#### Recorded data:
────

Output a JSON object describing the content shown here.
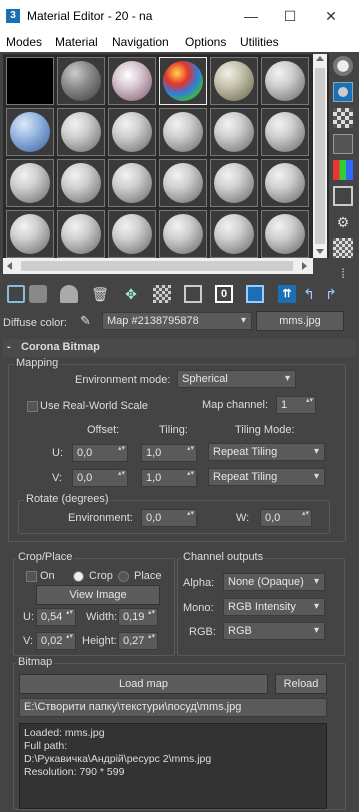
{
  "window": {
    "title": "Material Editor - 20 - na",
    "app_icon_text": "3",
    "minimize": "—",
    "maximize": "☐",
    "close": "✕"
  },
  "menubar": {
    "items": [
      "Modes",
      "Material",
      "Navigation",
      "Options",
      "Utilities"
    ]
  },
  "diffuse": {
    "label": "Diffuse color:",
    "map_name": "Map #2138795878",
    "map_file_button": "mms.jpg"
  },
  "rollout": {
    "title": "Corona Bitmap",
    "toggle": "-"
  },
  "mapping": {
    "group_title": "Mapping",
    "env_mode_label": "Environment mode:",
    "env_mode_value": "Spherical",
    "real_world_label": "Use Real-World Scale",
    "map_channel_label": "Map channel:",
    "map_channel_value": "1",
    "offset_header": "Offset:",
    "tiling_header": "Tiling:",
    "tiling_mode_header": "Tiling Mode:",
    "u_label": "U:",
    "v_label": "V:",
    "u_offset": "0,0",
    "u_tiling": "1,0",
    "u_mode": "Repeat Tiling",
    "v_offset": "0,0",
    "v_tiling": "1,0",
    "v_mode": "Repeat Tiling",
    "rotate_title": "Rotate (degrees)",
    "env_label": "Environment:",
    "env_value": "0,0",
    "w_label": "W:",
    "w_value": "0,0"
  },
  "crop": {
    "group_title": "Crop/Place",
    "on_label": "On",
    "crop_label": "Crop",
    "place_label": "Place",
    "view_image": "View Image",
    "u_label": "U:",
    "u_value": "0,54",
    "width_label": "Width:",
    "width_value": "0,19",
    "v_label": "V:",
    "v_value": "0,02",
    "height_label": "Height:",
    "height_value": "0,27"
  },
  "channel": {
    "group_title": "Channel outputs",
    "alpha_label": "Alpha:",
    "alpha_value": "None (Opaque)",
    "mono_label": "Mono:",
    "mono_value": "RGB Intensity",
    "rgb_label": "RGB:",
    "rgb_value": "RGB"
  },
  "bitmap": {
    "group_title": "Bitmap",
    "load_map": "Load map",
    "reload": "Reload",
    "path": "E:\\Створити папку\\текстури\\посуд\\mms.jpg",
    "info_loaded": "Loaded: mms.jpg",
    "info_full_path_label": "Full path:",
    "info_full_path": "D:\\Рукавичка\\Андрій\\ресурс 2\\mms.jpg",
    "info_resolution": "Resolution: 790 * 599"
  },
  "colors": {
    "accent": "#1a6fb5",
    "panel": "#444444",
    "field": "#5a5a5a"
  }
}
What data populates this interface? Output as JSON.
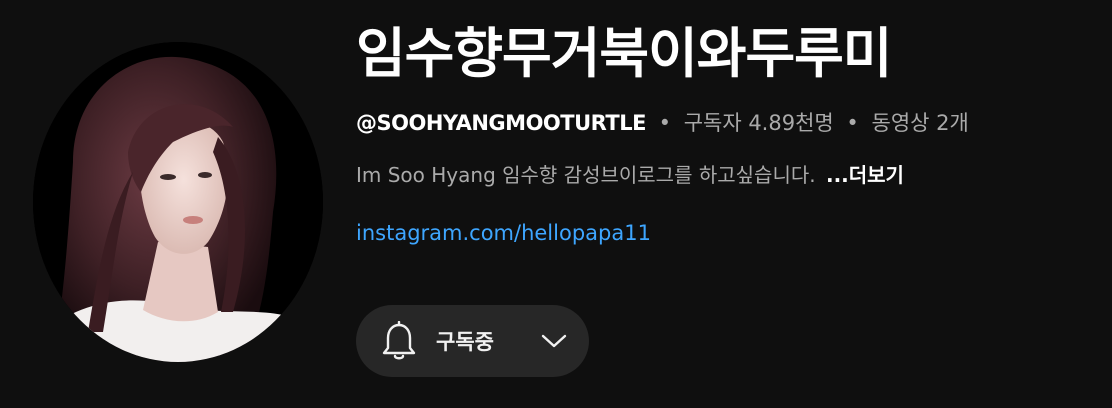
{
  "channel": {
    "title": "임수향무거북이와두루미",
    "handle": "@SOOHYANGMOOTURTLE",
    "separator": "•",
    "subscribers": "구독자 4.89천명",
    "videos": "동영상 2개",
    "description": "Im Soo Hyang 임수향 감성브이로그를 하고싶습니다.",
    "more_label": "...더보기",
    "link_text": "instagram.com/hellopapa11"
  },
  "subscribe_button": {
    "label": "구독중",
    "icon": "bell-icon",
    "dropdown_icon": "chevron-down-icon"
  },
  "colors": {
    "background": "#0f0f0f",
    "title": "#ffffff",
    "secondary_text": "#aaaaaa",
    "link": "#3ea6ff",
    "button_bg": "#272727"
  }
}
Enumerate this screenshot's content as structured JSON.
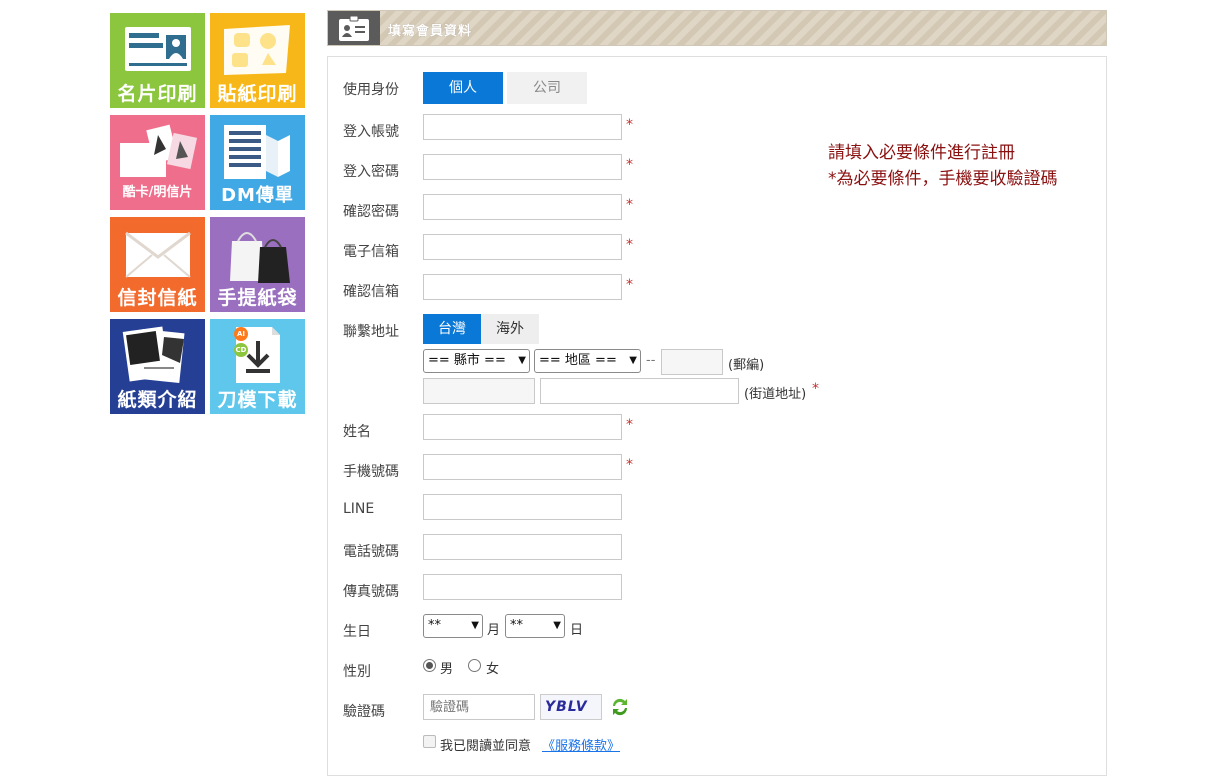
{
  "sidebar": {
    "tiles": [
      {
        "label": "名片印刷",
        "color": "#8cc63e"
      },
      {
        "label": "貼紙印刷",
        "color": "#f7b718"
      },
      {
        "label": "酷卡/明信片",
        "color": "#ef6e8c"
      },
      {
        "label": "DM傳單",
        "color": "#41a8e6"
      },
      {
        "label": "信封信紙",
        "color": "#f26b2d"
      },
      {
        "label": "手提紙袋",
        "color": "#9b6fbf"
      },
      {
        "label": "紙類介紹",
        "color": "#243f93"
      },
      {
        "label": "刀模下載",
        "color": "#5fc6ec"
      }
    ],
    "download_badges": [
      "AI",
      "CD"
    ]
  },
  "header": {
    "title": "填寫會員資料"
  },
  "form": {
    "identity": {
      "label": "使用身份",
      "options": [
        "個人",
        "公司"
      ],
      "selected": "個人"
    },
    "account": {
      "label": "登入帳號",
      "value": ""
    },
    "password": {
      "label": "登入密碼",
      "value": ""
    },
    "confirm_password": {
      "label": "確認密碼",
      "value": ""
    },
    "email": {
      "label": "電子信箱",
      "value": ""
    },
    "confirm_email": {
      "label": "確認信箱",
      "value": ""
    },
    "address": {
      "label": "聯繫地址",
      "tabs": [
        "台灣",
        "海外"
      ],
      "selected_tab": "台灣",
      "county_select": "== 縣市 ==",
      "district_select": "== 地區 ==",
      "dash": "--",
      "zip_value": "",
      "zip_note": "(郵編)",
      "street_note": "(街道地址)"
    },
    "name": {
      "label": "姓名",
      "value": ""
    },
    "mobile": {
      "label": "手機號碼",
      "value": ""
    },
    "line": {
      "label": "LINE",
      "value": ""
    },
    "phone": {
      "label": "電話號碼",
      "value": ""
    },
    "fax": {
      "label": "傳真號碼",
      "value": ""
    },
    "birthday": {
      "label": "生日",
      "month_select": "**",
      "month_unit": "月",
      "day_select": "**",
      "day_unit": "日"
    },
    "gender": {
      "label": "性別",
      "options": [
        "男",
        "女"
      ],
      "selected": "男"
    },
    "captcha": {
      "label": "驗證碼",
      "placeholder": "驗證碼",
      "image_text": "YBLV"
    },
    "terms": {
      "text": "我已閱讀並同意",
      "link": "《服務條款》",
      "checked": false
    },
    "required_mark": "*"
  },
  "notice": {
    "line1": "請填入必要條件進行註冊",
    "line2": "*為必要條件，手機要收驗證碼"
  },
  "colors": {
    "accent": "#0a78d7",
    "required": "#c9302c",
    "notice": "#8b1010"
  }
}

────

#### Your goal:
Reproduce the material above in full, exactly, with no images.

#### Solution to this problem:
Output a JSON object describing the content shown here.
{
  "window": {
    "title": "Material Editor - 20 - na",
    "app_icon_text": "3",
    "minimize": "—",
    "maximize": "☐",
    "close": "✕"
  },
  "menubar": {
    "items": [
      "Modes",
      "Material",
      "Navigation",
      "Options",
      "Utilities"
    ]
  },
  "diffuse": {
    "label": "Diffuse color:",
    "map_name": "Map #2138795878",
    "map_file_button": "mms.jpg"
  },
  "rollout": {
    "title": "Corona Bitmap",
    "toggle": "-"
  },
  "mapping": {
    "group_title": "Mapping",
    "env_mode_label": "Environment mode:",
    "env_mode_value": "Spherical",
    "real_world_label": "Use Real-World Scale",
    "map_channel_label": "Map channel:",
    "map_channel_value": "1",
    "offset_header": "Offset:",
    "tiling_header": "Tiling:",
    "tiling_mode_header": "Tiling Mode:",
    "u_label": "U:",
    "v_label": "V:",
    "u_offset": "0,0",
    "u_tiling": "1,0",
    "u_mode": "Repeat Tiling",
    "v_offset": "0,0",
    "v_tiling": "1,0",
    "v_mode": "Repeat Tiling",
    "rotate_title": "Rotate (degrees)",
    "env_label": "Environment:",
    "env_value": "0,0",
    "w_label": "W:",
    "w_value": "0,0"
  },
  "crop": {
    "group_title": "Crop/Place",
    "on_label": "On",
    "crop_label": "Crop",
    "place_label": "Place",
    "view_image": "View Image",
    "u_label": "U:",
    "u_value": "0,54",
    "width_label": "Width:",
    "width_value": "0,19",
    "v_label": "V:",
    "v_value": "0,02",
    "height_label": "Height:",
    "height_value": "0,27"
  },
  "channel": {
    "group_title": "Channel outputs",
    "alpha_label": "Alpha:",
    "alpha_value": "None (Opaque)",
    "mono_label": "Mono:",
    "mono_value": "RGB Intensity",
    "rgb_label": "RGB:",
    "rgb_value": "RGB"
  },
  "bitmap": {
    "group_title": "Bitmap",
    "load_map": "Load map",
    "reload": "Reload",
    "path": "E:\\Створити папку\\текстури\\посуд\\mms.jpg",
    "info_loaded": "Loaded: mms.jpg",
    "info_full_path_label": "Full path:",
    "info_full_path": "D:\\Рукавичка\\Андрій\\ресурс 2\\mms.jpg",
    "info_resolution": "Resolution: 790 * 599"
  },
  "colors": {
    "accent": "#1a6fb5",
    "panel": "#444444",
    "field": "#5a5a5a"
  }
}
What data populates this interface? Output as JSON.
{
  "channel": {
    "title": "임수향무거북이와두루미",
    "handle": "@SOOHYANGMOOTURTLE",
    "separator": "•",
    "subscribers": "구독자 4.89천명",
    "videos": "동영상 2개",
    "description": "Im Soo Hyang 임수향 감성브이로그를 하고싶습니다.",
    "more_label": "...더보기",
    "link_text": "instagram.com/hellopapa11"
  },
  "subscribe_button": {
    "label": "구독중",
    "icon": "bell-icon",
    "dropdown_icon": "chevron-down-icon"
  },
  "colors": {
    "background": "#0f0f0f",
    "title": "#ffffff",
    "secondary_text": "#aaaaaa",
    "link": "#3ea6ff",
    "button_bg": "#272727"
  }
}
Enumerate this screenshot's content as structured JSON.
{
  "sidebar": {
    "tiles": [
      {
        "label": "名片印刷",
        "color": "#8cc63e"
      },
      {
        "label": "貼紙印刷",
        "color": "#f7b718"
      },
      {
        "label": "酷卡/明信片",
        "color": "#ef6e8c"
      },
      {
        "label": "DM傳單",
        "color": "#41a8e6"
      },
      {
        "label": "信封信紙",
        "color": "#f26b2d"
      },
      {
        "label": "手提紙袋",
        "color": "#9b6fbf"
      },
      {
        "label": "紙類介紹",
        "color": "#243f93"
      },
      {
        "label": "刀模下載",
        "color": "#5fc6ec"
      }
    ],
    "download_badges": [
      "AI",
      "CD"
    ]
  },
  "header": {
    "title": "填寫會員資料"
  },
  "form": {
    "identity": {
      "label": "使用身份",
      "options": [
        "個人",
        "公司"
      ],
      "selected": "個人"
    },
    "account": {
      "label": "登入帳號",
      "value": ""
    },
    "password": {
      "label": "登入密碼",
      "value": ""
    },
    "confirm_password": {
      "label": "確認密碼",
      "value": ""
    },
    "email": {
      "label": "電子信箱",
      "value": ""
    },
    "confirm_email": {
      "label": "確認信箱",
      "value": ""
    },
    "address": {
      "label": "聯繫地址",
      "tabs": [
        "台灣",
        "海外"
      ],
      "selected_tab": "台灣",
      "county_select": "== 縣市 ==",
      "district_select": "== 地區 ==",
      "dash": "--",
      "zip_value": "",
      "zip_note": "(郵編)",
      "street_note": "(街道地址)"
    },
    "name": {
      "label": "姓名",
      "value": ""
    },
    "mobile": {
      "label": "手機號碼",
      "value": ""
    },
    "line": {
      "label": "LINE",
      "value": ""
    },
    "phone": {
      "label": "電話號碼",
      "value": ""
    },
    "fax": {
      "label": "傳真號碼",
      "value": ""
    },
    "birthday": {
      "label": "生日",
      "month_select": "**",
      "month_unit": "月",
      "day_select": "**",
      "day_unit": "日"
    },
    "gender": {
      "label": "性別",
      "options": [
        "男",
        "女"
      ],
      "selected": "男"
    },
    "captcha": {
      "label": "驗證碼",
      "placeholder": "驗證碼",
      "image_text": "YBLV"
    },
    "terms": {
      "text": "我已閱讀並同意",
      "link": "《服務條款》",
      "checked": false
    },
    "required_mark": "*"
  },
  "notice": {
    "line1": "請填入必要條件進行註冊",
    "line2": "*為必要條件，手機要收驗證碼"
  },
  "colors": {
    "accent": "#0a78d7",
    "required": "#c9302c",
    "notice": "#8b1010"
  }
}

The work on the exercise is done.